[Saved data entries]
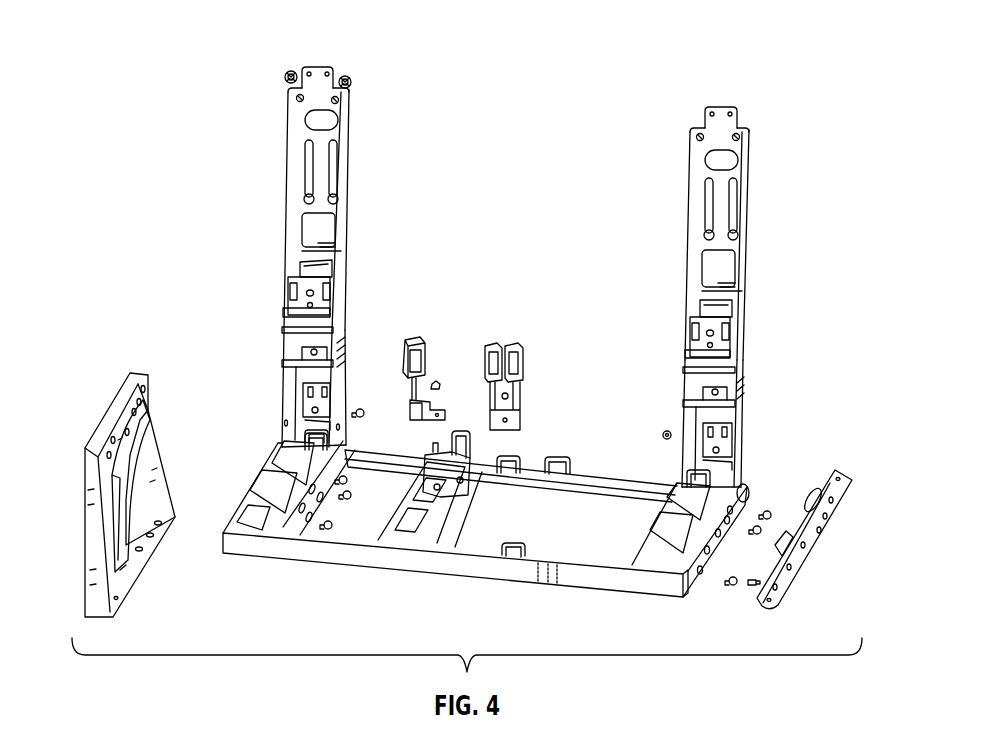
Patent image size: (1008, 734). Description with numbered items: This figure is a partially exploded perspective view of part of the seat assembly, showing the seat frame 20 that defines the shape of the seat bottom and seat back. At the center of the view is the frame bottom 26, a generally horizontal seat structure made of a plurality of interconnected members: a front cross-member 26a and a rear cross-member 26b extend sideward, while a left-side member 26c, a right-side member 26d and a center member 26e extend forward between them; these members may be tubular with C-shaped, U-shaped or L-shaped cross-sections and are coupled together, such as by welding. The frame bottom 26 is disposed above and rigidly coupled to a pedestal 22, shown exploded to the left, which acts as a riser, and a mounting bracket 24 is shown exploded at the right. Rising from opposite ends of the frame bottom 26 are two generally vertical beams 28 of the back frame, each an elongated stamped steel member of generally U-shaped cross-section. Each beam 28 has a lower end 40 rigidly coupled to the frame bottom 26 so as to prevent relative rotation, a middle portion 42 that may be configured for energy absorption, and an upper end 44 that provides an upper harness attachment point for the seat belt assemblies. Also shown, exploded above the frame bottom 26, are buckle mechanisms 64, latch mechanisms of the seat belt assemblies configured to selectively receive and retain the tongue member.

The seat frame 20 is at (815, 97).
The pedestal 22 is at (85, 557).
The mounting bracket 24 is at (806, 553).
The frame bottom 26 is at (476, 519).
The front cross-member 26a is at (477, 574).
The rear cross-member 26b is at (623, 482).
The left-side member 26c is at (243, 502).
The right-side member 26d is at (633, 557).
The center member 26e is at (483, 514).
The beam 28 is at (477, 284).
The lower end 40 is at (280, 397).
The middle portion 42 is at (340, 320).
The upper end 44 is at (348, 147).
The buckle mechanism 64 is at (412, 330).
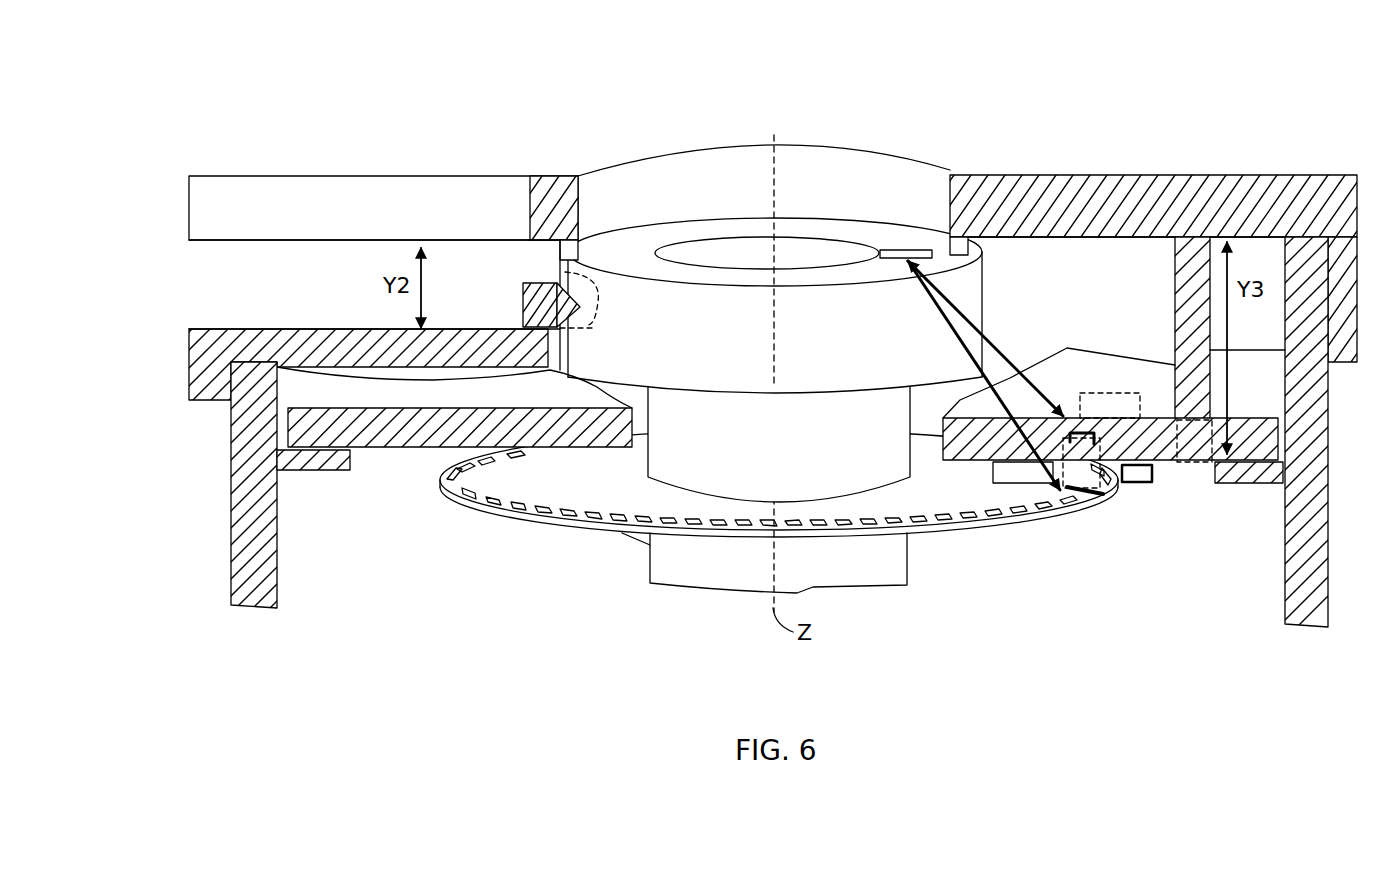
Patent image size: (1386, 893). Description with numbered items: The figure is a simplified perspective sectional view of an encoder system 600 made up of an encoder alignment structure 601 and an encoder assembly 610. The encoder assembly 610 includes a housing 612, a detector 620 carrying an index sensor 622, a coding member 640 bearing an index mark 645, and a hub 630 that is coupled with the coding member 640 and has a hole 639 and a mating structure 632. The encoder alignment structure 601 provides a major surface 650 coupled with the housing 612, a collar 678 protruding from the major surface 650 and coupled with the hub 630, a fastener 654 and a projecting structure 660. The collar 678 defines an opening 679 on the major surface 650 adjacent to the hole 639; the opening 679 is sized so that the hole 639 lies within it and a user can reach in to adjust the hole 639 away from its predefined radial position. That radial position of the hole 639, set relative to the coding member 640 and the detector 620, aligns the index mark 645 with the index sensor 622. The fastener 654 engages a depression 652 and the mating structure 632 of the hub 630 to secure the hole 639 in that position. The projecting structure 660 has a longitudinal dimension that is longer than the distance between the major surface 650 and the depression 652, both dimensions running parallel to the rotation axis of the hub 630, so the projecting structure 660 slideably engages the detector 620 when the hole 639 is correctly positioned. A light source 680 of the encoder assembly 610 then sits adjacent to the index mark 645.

The encoder system 600 is at (195, 111).
The encoder alignment structure 601 is at (1280, 156).
The encoder assembly 610 is at (220, 498).
The housing 612 is at (280, 530).
The detector 620 is at (1253, 373).
The index sensor 622 is at (1090, 392).
The hub 630 is at (808, 406).
The mating structure 632 is at (560, 280).
The hole 639 is at (905, 248).
The coding member 640 is at (952, 530).
The index mark 645 is at (1103, 494).
The major surface 650 is at (1040, 238).
The depression 652 is at (270, 318).
The fastener 654 is at (520, 298).
The projecting structure 660 is at (1175, 267).
The collar 678 is at (948, 236).
The opening 679 is at (818, 178).
The light source 680 is at (1156, 480).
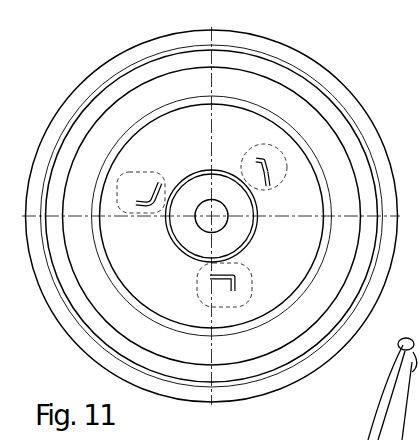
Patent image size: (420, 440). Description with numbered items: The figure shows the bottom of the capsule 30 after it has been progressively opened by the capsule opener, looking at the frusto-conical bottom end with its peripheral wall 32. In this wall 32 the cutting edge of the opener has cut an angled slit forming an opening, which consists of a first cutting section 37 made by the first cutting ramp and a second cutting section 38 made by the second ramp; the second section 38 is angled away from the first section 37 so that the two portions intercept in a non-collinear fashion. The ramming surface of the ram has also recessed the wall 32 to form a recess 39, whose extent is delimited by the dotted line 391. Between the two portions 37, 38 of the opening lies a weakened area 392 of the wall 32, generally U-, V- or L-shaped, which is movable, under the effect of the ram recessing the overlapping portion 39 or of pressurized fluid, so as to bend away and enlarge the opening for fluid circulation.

The capsule 30 is at (345, 65).
The peripheral wall 32 is at (190, 130).
The first cutting section 37 is at (267, 186).
The second cutting section 38 is at (263, 155).
The recess 39 is at (259, 159).
The dotted line 391 is at (230, 279).
The weakened area 392 is at (227, 284).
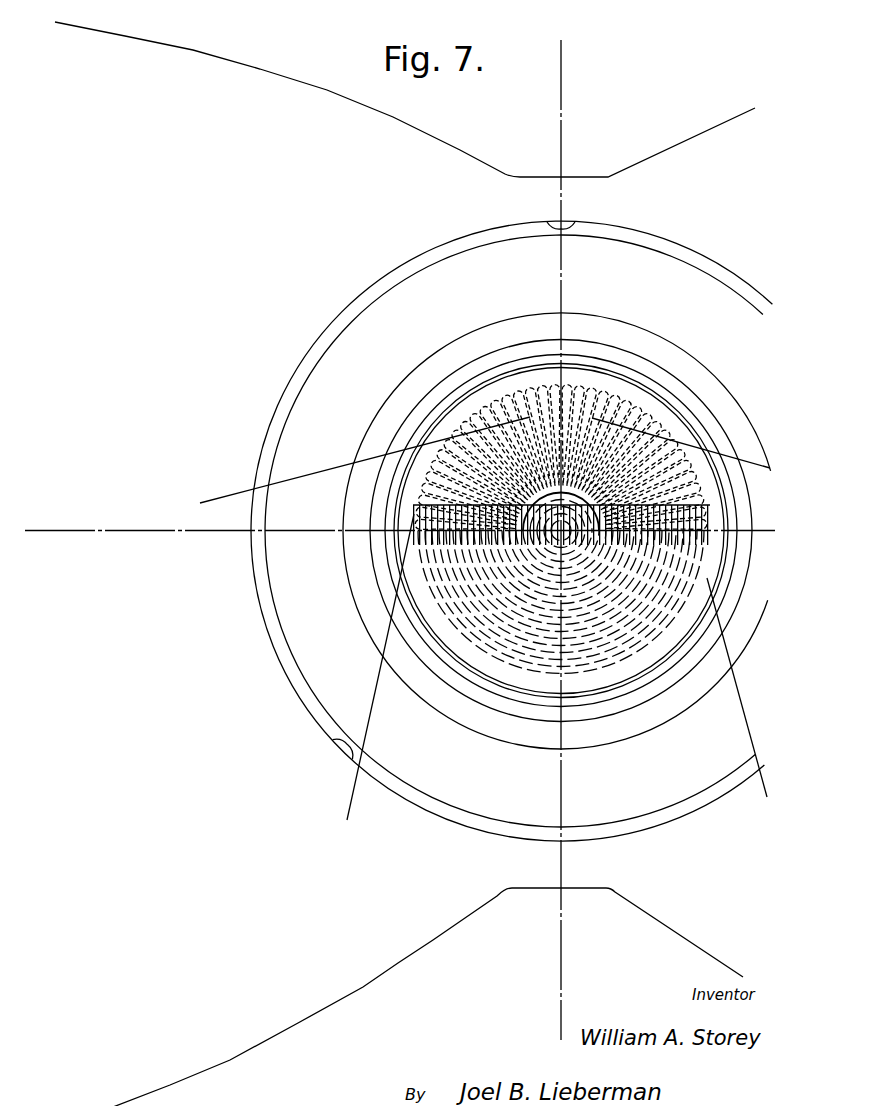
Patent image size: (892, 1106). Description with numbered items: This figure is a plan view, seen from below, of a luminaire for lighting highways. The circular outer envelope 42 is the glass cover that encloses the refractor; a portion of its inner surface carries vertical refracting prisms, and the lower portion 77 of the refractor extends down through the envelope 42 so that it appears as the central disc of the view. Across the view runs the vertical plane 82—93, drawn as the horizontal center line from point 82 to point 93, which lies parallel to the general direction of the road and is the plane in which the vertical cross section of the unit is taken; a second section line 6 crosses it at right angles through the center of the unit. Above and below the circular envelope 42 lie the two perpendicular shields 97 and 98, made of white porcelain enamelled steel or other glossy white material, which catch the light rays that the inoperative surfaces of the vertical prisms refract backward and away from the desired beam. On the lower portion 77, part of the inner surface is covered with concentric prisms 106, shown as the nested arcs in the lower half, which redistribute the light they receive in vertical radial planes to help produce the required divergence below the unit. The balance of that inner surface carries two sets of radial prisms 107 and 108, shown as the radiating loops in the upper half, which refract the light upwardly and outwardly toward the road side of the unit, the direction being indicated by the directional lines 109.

WORK TO COMPLETE: Write out all of the records again, swapping "Patent image size" for "Drawing size" and changing nothing else. Leave the pictures out.

SOLVED PROBLEM:
Drawing size: (1008, 734). Description with numbered items: This figure is a partially exploded perspective view of part of the seat assembly, showing the seat frame 20 that defines the shape of the seat bottom and seat back. At the center of the view is the frame bottom 26, a generally horizontal seat structure made of a plurality of interconnected members: a front cross-member 26a and a rear cross-member 26b extend sideward, while a left-side member 26c, a right-side member 26d and a center member 26e extend forward between them; these members may be tubular with C-shaped, U-shaped or L-shaped cross-sections and are coupled together, such as by welding. The frame bottom 26 is disposed above and rigidly coupled to a pedestal 22, shown exploded to the left, which acts as a riser, and a mounting bracket 24 is shown exploded at the right. Rising from opposite ends of the frame bottom 26 are two generally vertical beams 28 of the back frame, each an elongated stamped steel member of generally U-shaped cross-section. Each beam 28 has a lower end 40 rigidly coupled to the frame bottom 26 so as to prevent relative rotation, a middle portion 42 that may be configured for energy absorption, and an upper end 44 that provides an upper harness attachment point for the seat belt assemblies. Also shown, exploded above the frame bottom 26, are buckle mechanisms 64, latch mechanisms of the seat belt assemblies configured to selectively receive and retain the tongue member.

The seat frame 20 is at (815, 97).
The pedestal 22 is at (85, 557).
The mounting bracket 24 is at (806, 553).
The frame bottom 26 is at (476, 519).
The front cross-member 26a is at (477, 574).
The rear cross-member 26b is at (623, 482).
The left-side member 26c is at (243, 502).
The right-side member 26d is at (633, 557).
The center member 26e is at (483, 514).
The beam 28 is at (477, 284).
The lower end 40 is at (280, 397).
The middle portion 42 is at (340, 320).
The upper end 44 is at (348, 147).
The buckle mechanism 64 is at (412, 330).
Drawing size: (1386, 893). Description with numbered items: The figure is a simplified perspective sectional view of an encoder system 600 made up of an encoder alignment structure 601 and an encoder assembly 610. The encoder assembly 610 includes a housing 612, a detector 620 carrying an index sensor 622, a coding member 640 bearing an index mark 645, and a hub 630 that is coupled with the coding member 640 and has a hole 639 and a mating structure 632. The encoder alignment structure 601 provides a major surface 650 coupled with the housing 612, a collar 678 protruding from the major surface 650 and coupled with the hub 630, a fastener 654 and a projecting structure 660. The collar 678 defines an opening 679 on the major surface 650 adjacent to the hole 639; the opening 679 is sized so that the hole 639 lies within it and a user can reach in to adjust the hole 639 away from its predefined radial position. That radial position of the hole 639, set relative to the coding member 640 and the detector 620, aligns the index mark 645 with the index sensor 622. The fastener 654 engages a depression 652 and the mating structure 632 of the hub 630 to secure the hole 639 in that position. The projecting structure 660 has a longitudinal dimension that is longer than the distance between the major surface 650 and the depression 652, both dimensions running parallel to the rotation axis of the hub 630, so the projecting structure 660 slideably engages the detector 620 when the hole 639 is correctly positioned. A light source 680 of the encoder assembly 610 then sits adjacent to the index mark 645.

The encoder system 600 is at (195, 111).
The encoder alignment structure 601 is at (1280, 156).
The encoder assembly 610 is at (220, 498).
The housing 612 is at (280, 530).
The detector 620 is at (1253, 373).
The index sensor 622 is at (1090, 392).
The hub 630 is at (808, 406).
The mating structure 632 is at (560, 280).
The hole 639 is at (905, 248).
The coding member 640 is at (952, 530).
The index mark 645 is at (1103, 494).
The major surface 650 is at (1040, 238).
The depression 652 is at (270, 318).
The fastener 654 is at (520, 298).
The projecting structure 660 is at (1175, 267).
The collar 678 is at (948, 236).
The opening 679 is at (818, 178).
The light source 680 is at (1156, 480).
Drawing size: (420, 440). Description with numbered items: The figure shows the bottom of the capsule 30 after it has been progressively opened by the capsule opener, looking at the frusto-conical bottom end with its peripheral wall 32. In this wall 32 the cutting edge of the opener has cut an angled slit forming an opening, which consists of a first cutting section 37 made by the first cutting ramp and a second cutting section 38 made by the second ramp; the second section 38 is angled away from the first section 37 so that the two portions intercept in a non-collinear fashion. The ramming surface of the ram has also recessed the wall 32 to form a recess 39, whose extent is delimited by the dotted line 391. Between the two portions 37, 38 of the opening lies a weakened area 392 of the wall 32, generally U-, V- or L-shaped, which is movable, under the effect of the ram recessing the overlapping portion 39 or of pressurized fluid, so as to bend away and enlarge the opening for fluid circulation.

The capsule 30 is at (345, 65).
The peripheral wall 32 is at (190, 130).
The first cutting section 37 is at (267, 186).
The second cutting section 38 is at (263, 155).
The recess 39 is at (259, 159).
The dotted line 391 is at (230, 279).
The weakened area 392 is at (227, 284).
Drawing size: (892, 1106). Description with numbered items: This figure is a plan view, seen from below, of a luminaire for lighting highways. The circular outer envelope 42 is the glass cover that encloses the refractor; a portion of its inner surface carries vertical refracting prisms, and the lower portion 77 of the refractor extends down through the envelope 42 so that it appears as the central disc of the view. Across the view runs the vertical plane 82—93, drawn as the horizontal center line from point 82 to point 93, which lies parallel to the general direction of the road and is the plane in which the vertical cross section of the unit is taken; a second section line 6 crosses it at right angles through the center of the unit. Above and below the circular envelope 42 lie the two perpendicular shields 97 and 98, made of white porcelain enamelled steel or other glossy white material, which catch the light rays that the inoperative surfaces of the vertical prisms refract backward and away from the desired beam. On the lower portion 77, part of the inner surface is covered with concentric prisms 106, shown as the nested arcs in the lower half, which redistribute the light they receive in vertical radial planes to help produce the required divergence below the unit. The balance of that inner surface carries two sets of radial prisms 107 and 108, shown as the radiating loops in the upper half, which refract the light upwardly and outwardly toward the road side of the unit, the direction being indicated by the directional lines 109.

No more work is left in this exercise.